Aim:
In every one of the records below, switch each "elements" to "items" and reproduce the lines otherwise unchanged. Leave the pictures out.

Input material:
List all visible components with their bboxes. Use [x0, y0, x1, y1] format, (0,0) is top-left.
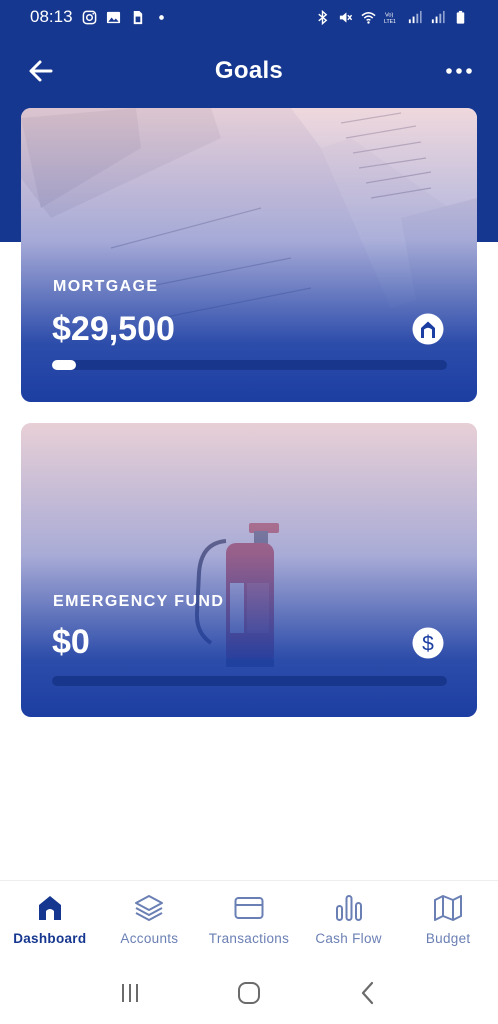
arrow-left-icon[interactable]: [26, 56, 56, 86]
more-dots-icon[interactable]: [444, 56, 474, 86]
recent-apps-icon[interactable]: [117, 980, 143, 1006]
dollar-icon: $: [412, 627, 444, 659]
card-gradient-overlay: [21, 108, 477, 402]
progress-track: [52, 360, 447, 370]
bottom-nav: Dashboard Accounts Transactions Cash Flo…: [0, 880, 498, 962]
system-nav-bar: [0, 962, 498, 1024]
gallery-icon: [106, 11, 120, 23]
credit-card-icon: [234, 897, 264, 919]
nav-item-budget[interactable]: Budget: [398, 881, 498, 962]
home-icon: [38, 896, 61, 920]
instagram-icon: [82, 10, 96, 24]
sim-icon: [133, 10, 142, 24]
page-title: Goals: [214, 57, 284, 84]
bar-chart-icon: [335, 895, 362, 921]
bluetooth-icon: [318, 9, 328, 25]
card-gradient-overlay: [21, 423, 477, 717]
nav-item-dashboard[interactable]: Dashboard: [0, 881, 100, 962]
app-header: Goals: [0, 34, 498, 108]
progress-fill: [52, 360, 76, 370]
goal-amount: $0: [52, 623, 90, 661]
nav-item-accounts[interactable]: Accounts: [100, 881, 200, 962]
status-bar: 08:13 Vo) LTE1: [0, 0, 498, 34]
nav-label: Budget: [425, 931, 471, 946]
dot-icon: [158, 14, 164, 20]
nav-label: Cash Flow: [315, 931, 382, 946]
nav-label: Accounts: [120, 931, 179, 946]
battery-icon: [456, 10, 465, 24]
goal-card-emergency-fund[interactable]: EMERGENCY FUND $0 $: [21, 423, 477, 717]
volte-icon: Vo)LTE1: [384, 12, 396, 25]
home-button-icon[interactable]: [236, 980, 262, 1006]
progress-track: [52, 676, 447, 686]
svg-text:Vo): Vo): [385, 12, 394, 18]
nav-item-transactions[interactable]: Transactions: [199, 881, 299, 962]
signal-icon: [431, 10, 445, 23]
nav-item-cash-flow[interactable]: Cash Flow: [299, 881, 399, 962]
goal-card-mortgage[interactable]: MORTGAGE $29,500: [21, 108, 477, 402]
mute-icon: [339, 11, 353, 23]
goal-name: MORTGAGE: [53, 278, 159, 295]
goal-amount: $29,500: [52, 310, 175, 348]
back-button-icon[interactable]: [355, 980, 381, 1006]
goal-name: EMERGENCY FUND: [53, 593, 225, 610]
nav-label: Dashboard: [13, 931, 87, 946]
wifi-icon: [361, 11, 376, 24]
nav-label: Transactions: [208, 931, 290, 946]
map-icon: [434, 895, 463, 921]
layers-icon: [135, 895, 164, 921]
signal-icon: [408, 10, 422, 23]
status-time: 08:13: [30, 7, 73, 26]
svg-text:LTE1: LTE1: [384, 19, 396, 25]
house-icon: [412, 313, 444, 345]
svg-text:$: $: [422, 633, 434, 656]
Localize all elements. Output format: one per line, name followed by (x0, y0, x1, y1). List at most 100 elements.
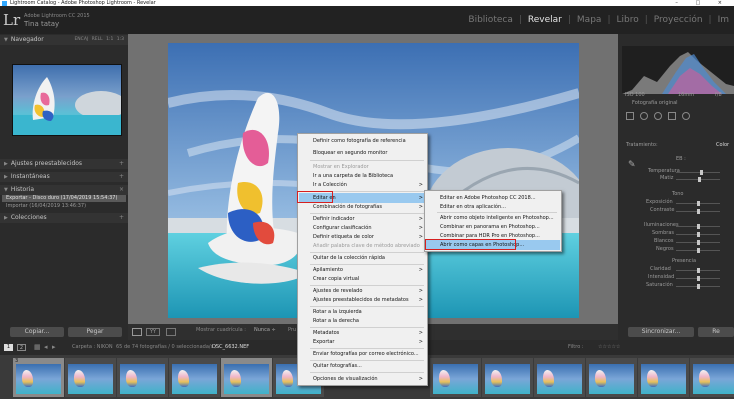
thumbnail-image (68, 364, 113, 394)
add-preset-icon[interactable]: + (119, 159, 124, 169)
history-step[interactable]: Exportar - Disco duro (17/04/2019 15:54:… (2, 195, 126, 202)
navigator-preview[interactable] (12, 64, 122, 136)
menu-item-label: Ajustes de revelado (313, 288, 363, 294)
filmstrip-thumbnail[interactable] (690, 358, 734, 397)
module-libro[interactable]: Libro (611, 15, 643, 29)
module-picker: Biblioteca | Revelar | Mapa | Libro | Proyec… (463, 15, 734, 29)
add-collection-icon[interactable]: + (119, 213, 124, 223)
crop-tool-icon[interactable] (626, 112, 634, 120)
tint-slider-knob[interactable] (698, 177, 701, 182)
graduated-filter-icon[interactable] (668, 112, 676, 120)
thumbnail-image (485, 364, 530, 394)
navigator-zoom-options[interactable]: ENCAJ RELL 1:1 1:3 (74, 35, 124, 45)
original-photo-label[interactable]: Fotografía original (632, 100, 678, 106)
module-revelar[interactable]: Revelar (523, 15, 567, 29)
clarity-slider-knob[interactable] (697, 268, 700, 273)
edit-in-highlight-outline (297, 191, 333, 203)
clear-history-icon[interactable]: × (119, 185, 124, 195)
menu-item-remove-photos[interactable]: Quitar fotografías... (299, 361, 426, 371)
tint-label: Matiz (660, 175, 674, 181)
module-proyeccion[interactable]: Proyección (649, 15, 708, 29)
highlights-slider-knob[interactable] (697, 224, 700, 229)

Task solution:
List all visible components with their bboxes. Use [x0, y0, x1, y1] format, (0,0) is top-left.
arrow-left-icon[interactable]: [26, 56, 56, 86]
more-dots-icon[interactable]: [444, 56, 474, 86]
recent-apps-icon[interactable]: [117, 980, 143, 1006]
dollar-icon: $: [412, 627, 444, 659]
card-gradient-overlay: [21, 108, 477, 402]
progress-track: [52, 360, 447, 370]
bottom-nav: Dashboard Accounts Transactions Cash Flo…: [0, 880, 498, 962]
system-nav-bar: [0, 962, 498, 1024]
gallery-icon: [106, 11, 120, 23]
credit-card-icon: [234, 897, 264, 919]
nav-item-budget[interactable]: Budget: [398, 881, 498, 962]
home-icon: [38, 896, 61, 920]
instagram-icon: [82, 10, 96, 24]
sim-icon: [133, 10, 142, 24]
page-title: Goals: [214, 57, 284, 84]
bar-chart-icon: [335, 895, 362, 921]
bluetooth-icon: [318, 9, 328, 25]
card-gradient-overlay: [21, 423, 477, 717]
nav-item-dashboard[interactable]: Dashboard: [0, 881, 100, 962]
app-header: Goals: [0, 34, 498, 108]
progress-fill: [52, 360, 76, 370]
goal-amount: $0: [52, 623, 90, 661]
nav-item-accounts[interactable]: Accounts: [100, 881, 200, 962]
status-bar: 08:13 Vo) LTE1: [0, 0, 498, 34]
nav-label: Budget: [425, 931, 471, 946]
dot-icon: [158, 14, 164, 20]
nav-label: Cash Flow: [315, 931, 382, 946]
nav-label: Accounts: [120, 931, 179, 946]
battery-icon: [456, 10, 465, 24]
goal-card-emergency-fund[interactable]: EMERGENCY FUND $0 $: [21, 423, 477, 717]
volte-icon: Vo)LTE1: [384, 12, 396, 25]
home-button-icon[interactable]: [236, 980, 262, 1006]
progress-track: [52, 676, 447, 686]
svg-text:Vo): Vo): [385, 12, 394, 18]
nav-item-transactions[interactable]: Transactions: [199, 881, 299, 962]
signal-icon: [431, 10, 445, 23]
nav-item-cash-flow[interactable]: Cash Flow: [299, 881, 399, 962]
goal-card-mortgage[interactable]: MORTGAGE $29,500: [21, 108, 477, 402]
mute-icon: [339, 11, 353, 23]
goal-name: MORTGAGE: [53, 278, 159, 295]
goal-amount: $29,500: [52, 310, 175, 348]
back-button-icon[interactable]: [355, 980, 381, 1006]
goal-name: EMERGENCY FUND: [53, 593, 225, 610]
nav-label: Dashboard: [13, 931, 87, 946]
wifi-icon: [361, 11, 376, 24]
nav-label: Transactions: [208, 931, 290, 946]
map-icon: [434, 895, 463, 921]
layers-icon: [135, 895, 164, 921]
signal-icon: [408, 10, 422, 23]
status-time: 08:13: [30, 7, 73, 26]
svg-text:LTE1: LTE1: [384, 19, 396, 25]
house-icon: [412, 313, 444, 345]
svg-text:$: $: [422, 633, 434, 656]
Localize all items. Output format: one per line, name followed by (x0, y0, x1, y1). List at most 100 items.
thumbnail-image (68, 364, 113, 394)
add-preset-icon[interactable]: + (119, 159, 124, 169)
history-step[interactable]: Exportar - Disco duro (17/04/2019 15:54:… (2, 195, 126, 202)
navigator-preview[interactable] (12, 64, 122, 136)
menu-item-label: Ajustes de revelado (313, 288, 363, 294)
filmstrip-thumbnail[interactable] (690, 358, 734, 397)
module-libro[interactable]: Libro (611, 15, 643, 29)
module-picker: Biblioteca | Revelar | Mapa | Libro | Proyec… (463, 15, 734, 29)
add-collection-icon[interactable]: + (119, 213, 124, 223)
crop-tool-icon[interactable] (626, 112, 634, 120)
tint-slider-knob[interactable] (698, 177, 701, 182)
graduated-filter-icon[interactable] (668, 112, 676, 120)
thumbnail-image (485, 364, 530, 394)
navigator-zoom-options[interactable]: ENCAJ RELL 1:1 1:3 (74, 35, 124, 45)
original-photo-label[interactable]: Fotografía original (632, 100, 678, 106)
module-revelar[interactable]: Revelar (523, 15, 567, 29)
clarity-slider-knob[interactable] (697, 268, 700, 273)
edit-in-highlight-outline (297, 191, 333, 203)
clear-history-icon[interactable]: × (119, 185, 124, 195)
menu-item-remove-photos[interactable]: Quitar fotografías... (299, 361, 426, 371)
tint-label: Matiz (660, 175, 674, 181)
module-proyeccion[interactable]: Proyección (649, 15, 708, 29)
highlights-slider-knob[interactable] (697, 224, 700, 229)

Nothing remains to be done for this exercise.